▶ _Given problem_: Repeat the data below exactly, dropping any pictures it holds.

▶ _Data excerpts_:
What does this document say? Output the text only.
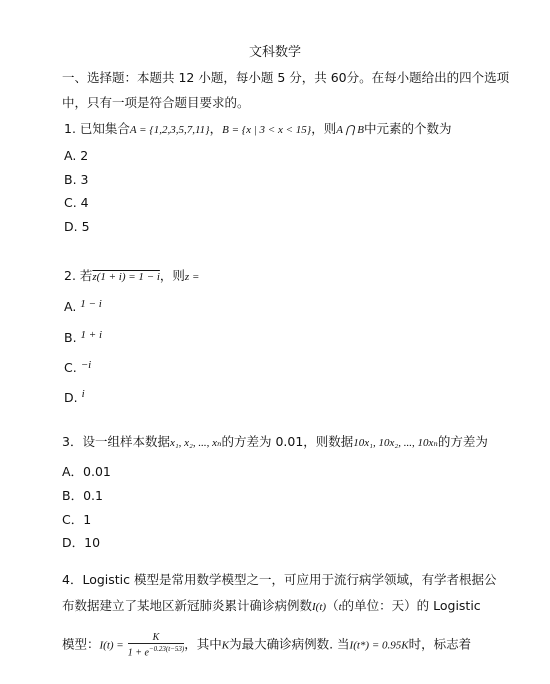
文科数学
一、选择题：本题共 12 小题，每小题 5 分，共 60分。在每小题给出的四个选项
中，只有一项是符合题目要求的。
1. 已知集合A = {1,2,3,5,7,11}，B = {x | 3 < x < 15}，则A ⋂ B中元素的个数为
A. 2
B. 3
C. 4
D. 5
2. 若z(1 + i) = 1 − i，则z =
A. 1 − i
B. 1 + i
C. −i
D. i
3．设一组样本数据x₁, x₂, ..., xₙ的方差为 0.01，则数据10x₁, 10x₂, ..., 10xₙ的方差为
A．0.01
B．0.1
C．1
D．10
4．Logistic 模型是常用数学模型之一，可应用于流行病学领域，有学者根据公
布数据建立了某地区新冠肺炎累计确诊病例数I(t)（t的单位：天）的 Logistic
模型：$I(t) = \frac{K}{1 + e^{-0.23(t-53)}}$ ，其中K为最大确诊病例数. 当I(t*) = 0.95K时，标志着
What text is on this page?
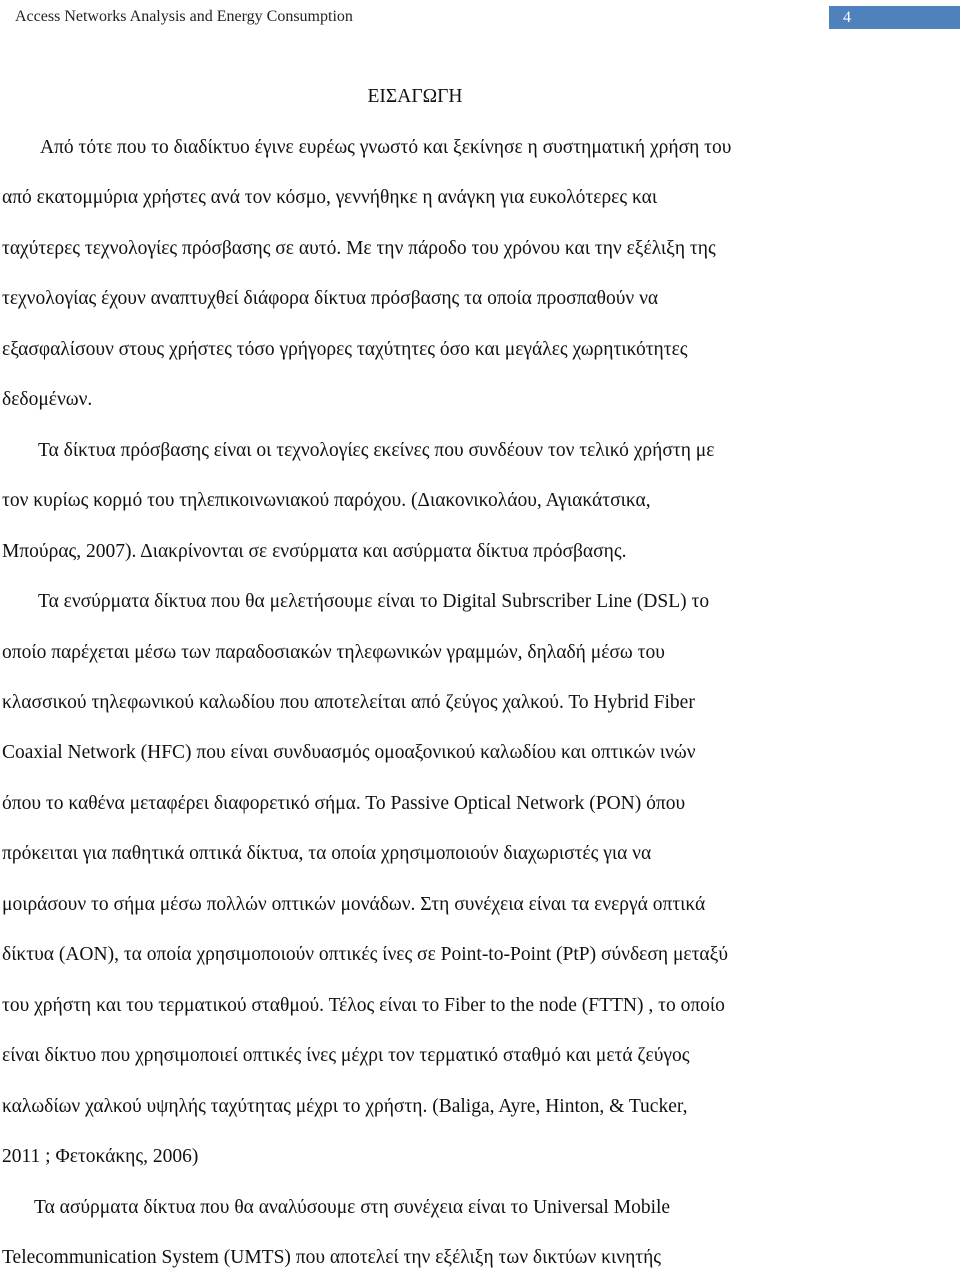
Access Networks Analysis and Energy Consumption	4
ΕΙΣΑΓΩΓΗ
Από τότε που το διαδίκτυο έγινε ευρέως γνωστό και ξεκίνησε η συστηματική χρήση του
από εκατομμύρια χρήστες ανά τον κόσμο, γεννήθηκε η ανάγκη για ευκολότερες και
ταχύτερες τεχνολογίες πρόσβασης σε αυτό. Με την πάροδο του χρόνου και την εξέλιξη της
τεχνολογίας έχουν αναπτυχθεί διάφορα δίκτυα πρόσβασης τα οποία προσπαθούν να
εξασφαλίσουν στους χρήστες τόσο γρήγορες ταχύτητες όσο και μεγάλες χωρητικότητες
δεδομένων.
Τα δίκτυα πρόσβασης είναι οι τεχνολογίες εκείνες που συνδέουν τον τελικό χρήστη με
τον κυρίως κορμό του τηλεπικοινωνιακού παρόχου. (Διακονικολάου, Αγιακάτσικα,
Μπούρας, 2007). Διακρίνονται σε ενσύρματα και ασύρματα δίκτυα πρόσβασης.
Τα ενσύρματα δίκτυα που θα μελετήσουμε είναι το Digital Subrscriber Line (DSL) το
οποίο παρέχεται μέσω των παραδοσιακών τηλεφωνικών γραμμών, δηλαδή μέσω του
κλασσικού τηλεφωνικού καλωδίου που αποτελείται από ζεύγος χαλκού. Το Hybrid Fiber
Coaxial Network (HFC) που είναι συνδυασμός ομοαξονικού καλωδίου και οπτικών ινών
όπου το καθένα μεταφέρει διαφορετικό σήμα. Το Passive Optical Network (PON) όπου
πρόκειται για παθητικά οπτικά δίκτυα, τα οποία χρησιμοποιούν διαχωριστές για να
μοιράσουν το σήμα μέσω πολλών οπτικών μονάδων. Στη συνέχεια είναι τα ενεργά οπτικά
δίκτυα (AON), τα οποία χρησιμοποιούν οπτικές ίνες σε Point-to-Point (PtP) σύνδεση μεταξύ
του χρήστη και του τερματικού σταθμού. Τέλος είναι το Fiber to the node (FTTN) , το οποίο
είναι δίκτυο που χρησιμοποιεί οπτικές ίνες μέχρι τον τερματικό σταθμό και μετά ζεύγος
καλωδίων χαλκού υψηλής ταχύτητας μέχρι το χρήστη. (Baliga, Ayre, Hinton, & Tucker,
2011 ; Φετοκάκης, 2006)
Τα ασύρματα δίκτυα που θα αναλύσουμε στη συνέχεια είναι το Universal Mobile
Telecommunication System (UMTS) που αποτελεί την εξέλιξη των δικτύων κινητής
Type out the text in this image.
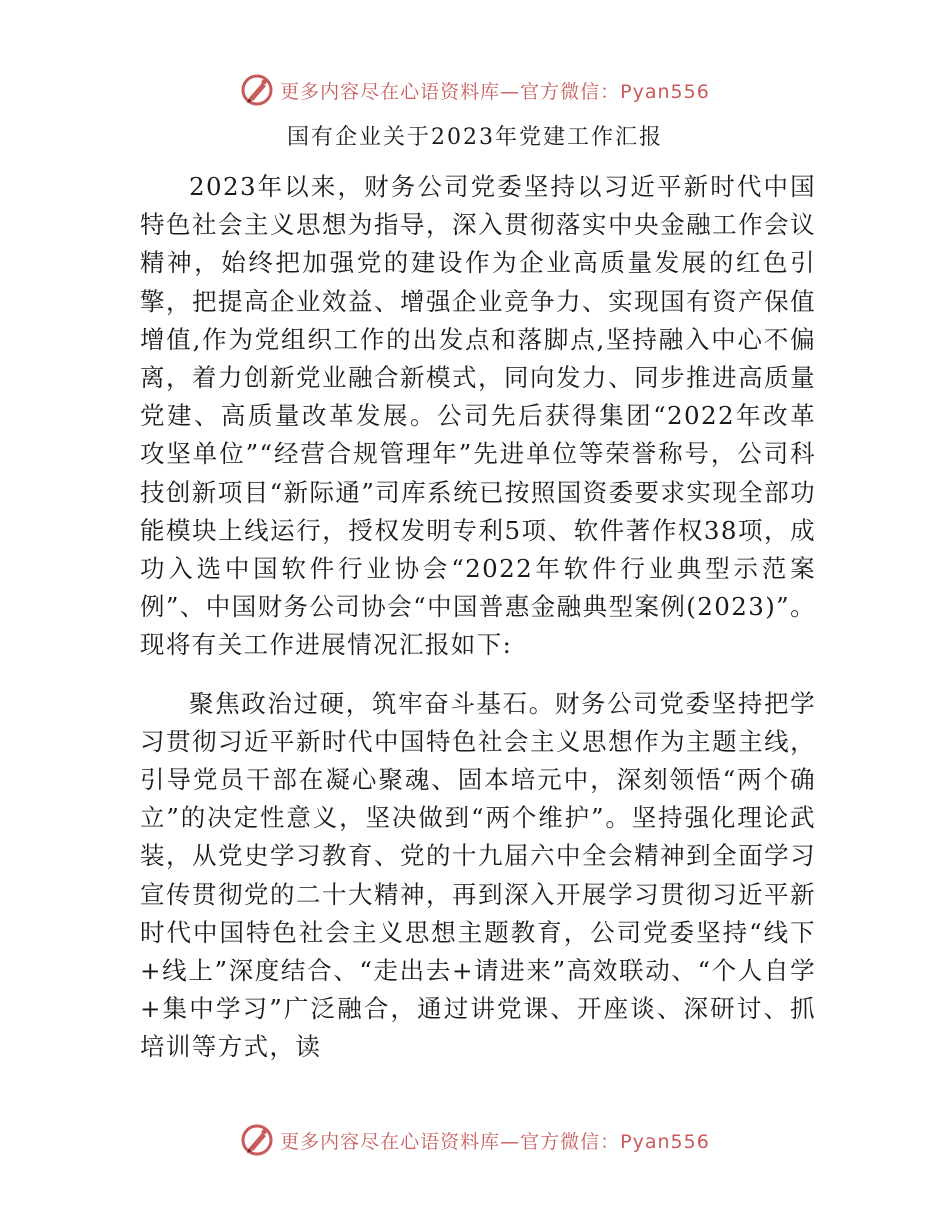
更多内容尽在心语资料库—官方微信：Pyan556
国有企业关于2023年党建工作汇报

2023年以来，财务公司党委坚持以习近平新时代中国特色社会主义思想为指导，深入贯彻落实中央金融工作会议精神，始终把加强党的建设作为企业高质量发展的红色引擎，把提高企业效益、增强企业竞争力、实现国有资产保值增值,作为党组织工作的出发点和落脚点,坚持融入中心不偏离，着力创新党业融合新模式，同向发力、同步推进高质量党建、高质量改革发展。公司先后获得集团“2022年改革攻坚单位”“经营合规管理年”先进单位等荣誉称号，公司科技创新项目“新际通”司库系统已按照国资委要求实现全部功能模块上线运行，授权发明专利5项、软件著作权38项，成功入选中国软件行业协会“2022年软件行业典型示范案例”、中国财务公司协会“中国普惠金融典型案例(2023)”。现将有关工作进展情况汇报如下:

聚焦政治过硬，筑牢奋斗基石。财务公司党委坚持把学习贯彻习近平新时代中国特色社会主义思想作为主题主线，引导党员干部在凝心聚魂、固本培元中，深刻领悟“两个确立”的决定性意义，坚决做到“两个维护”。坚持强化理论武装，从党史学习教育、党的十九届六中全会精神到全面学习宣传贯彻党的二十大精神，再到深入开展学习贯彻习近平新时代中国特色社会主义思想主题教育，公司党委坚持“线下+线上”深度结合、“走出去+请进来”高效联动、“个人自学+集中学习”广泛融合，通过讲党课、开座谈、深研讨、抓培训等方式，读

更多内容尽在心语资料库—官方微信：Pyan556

▶ _Result of the task_:
What does this document say? Output the text only.
文科数学
一、选择题：本题共 12 小题，每小题 5 分，共 60分。在每小题给出的四个选项
中，只有一项是符合题目要求的。
1. 已知集合A = {1,2,3,5,7,11}，B = {x | 3 < x < 15}，则A ⋂ B中元素的个数为
A. 2
B. 3
C. 4
D. 5
2. 若z(1 + i) = 1 − i，则z =
A. 1 − i
B. 1 + i
C. −i
D. i
3．设一组样本数据x₁, x₂, ..., xₙ的方差为 0.01，则数据10x₁, 10x₂, ..., 10xₙ的方差为
A．0.01
B．0.1
C．1
D．10
4．Logistic 模型是常用数学模型之一，可应用于流行病学领域，有学者根据公
布数据建立了某地区新冠肺炎累计确诊病例数I(t)（t的单位：天）的 Logistic
模型：$I(t) = \frac{K}{1 + e^{-0.23(t-53)}}$ ，其中K为最大确诊病例数. 当I(t*) = 0.95K时，标志着
What text is on this page?
Access Networks Analysis and Energy Consumption	4
ΕΙΣΑΓΩΓΗ
Από τότε που το διαδίκτυο έγινε ευρέως γνωστό και ξεκίνησε η συστηματική χρήση του
από εκατομμύρια χρήστες ανά τον κόσμο, γεννήθηκε η ανάγκη για ευκολότερες και
ταχύτερες τεχνολογίες πρόσβασης σε αυτό. Με την πάροδο του χρόνου και την εξέλιξη της
τεχνολογίας έχουν αναπτυχθεί διάφορα δίκτυα πρόσβασης τα οποία προσπαθούν να
εξασφαλίσουν στους χρήστες τόσο γρήγορες ταχύτητες όσο και μεγάλες χωρητικότητες
δεδομένων.
Τα δίκτυα πρόσβασης είναι οι τεχνολογίες εκείνες που συνδέουν τον τελικό χρήστη με
τον κυρίως κορμό του τηλεπικοινωνιακού παρόχου. (Διακονικολάου, Αγιακάτσικα,
Μπούρας, 2007). Διακρίνονται σε ενσύρματα και ασύρματα δίκτυα πρόσβασης.
Τα ενσύρματα δίκτυα που θα μελετήσουμε είναι το Digital Subrscriber Line (DSL) το
οποίο παρέχεται μέσω των παραδοσιακών τηλεφωνικών γραμμών, δηλαδή μέσω του
κλασσικού τηλεφωνικού καλωδίου που αποτελείται από ζεύγος χαλκού. Το Hybrid Fiber
Coaxial Network (HFC) που είναι συνδυασμός ομοαξονικού καλωδίου και οπτικών ινών
όπου το καθένα μεταφέρει διαφορετικό σήμα. Το Passive Optical Network (PON) όπου
πρόκειται για παθητικά οπτικά δίκτυα, τα οποία χρησιμοποιούν διαχωριστές για να
μοιράσουν το σήμα μέσω πολλών οπτικών μονάδων. Στη συνέχεια είναι τα ενεργά οπτικά
δίκτυα (AON), τα οποία χρησιμοποιούν οπτικές ίνες σε Point-to-Point (PtP) σύνδεση μεταξύ
του χρήστη και του τερματικού σταθμού. Τέλος είναι το Fiber to the node (FTTN) , το οποίο
είναι δίκτυο που χρησιμοποιεί οπτικές ίνες μέχρι τον τερματικό σταθμό και μετά ζεύγος
καλωδίων χαλκού υψηλής ταχύτητας μέχρι το χρήστη. (Baliga, Ayre, Hinton, & Tucker,
2011 ; Φετοκάκης, 2006)
Τα ασύρματα δίκτυα που θα αναλύσουμε στη συνέχεια είναι το Universal Mobile
Telecommunication System (UMTS) που αποτελεί την εξέλιξη των δικτύων κινητής
Type out the text in this image.
更多内容尽在心语资料库—官方微信：Pyan556
国有企业关于2023年党建工作汇报

2023年以来，财务公司党委坚持以习近平新时代中国特色社会主义思想为指导，深入贯彻落实中央金融工作会议精神，始终把加强党的建设作为企业高质量发展的红色引擎，把提高企业效益、增强企业竞争力、实现国有资产保值增值,作为党组织工作的出发点和落脚点,坚持融入中心不偏离，着力创新党业融合新模式，同向发力、同步推进高质量党建、高质量改革发展。公司先后获得集团“2022年改革攻坚单位”“经营合规管理年”先进单位等荣誉称号，公司科技创新项目“新际通”司库系统已按照国资委要求实现全部功能模块上线运行，授权发明专利5项、软件著作权38项，成功入选中国软件行业协会“2022年软件行业典型示范案例”、中国财务公司协会“中国普惠金融典型案例(2023)”。现将有关工作进展情况汇报如下:

聚焦政治过硬，筑牢奋斗基石。财务公司党委坚持把学习贯彻习近平新时代中国特色社会主义思想作为主题主线，引导党员干部在凝心聚魂、固本培元中，深刻领悟“两个确立”的决定性意义，坚决做到“两个维护”。坚持强化理论武装，从党史学习教育、党的十九届六中全会精神到全面学习宣传贯彻党的二十大精神，再到深入开展学习贯彻习近平新时代中国特色社会主义思想主题教育，公司党委坚持“线下+线上”深度结合、“走出去+请进来”高效联动、“个人自学+集中学习”广泛融合，通过讲党课、开座谈、深研讨、抓培训等方式，读

更多内容尽在心语资料库—官方微信：Pyan556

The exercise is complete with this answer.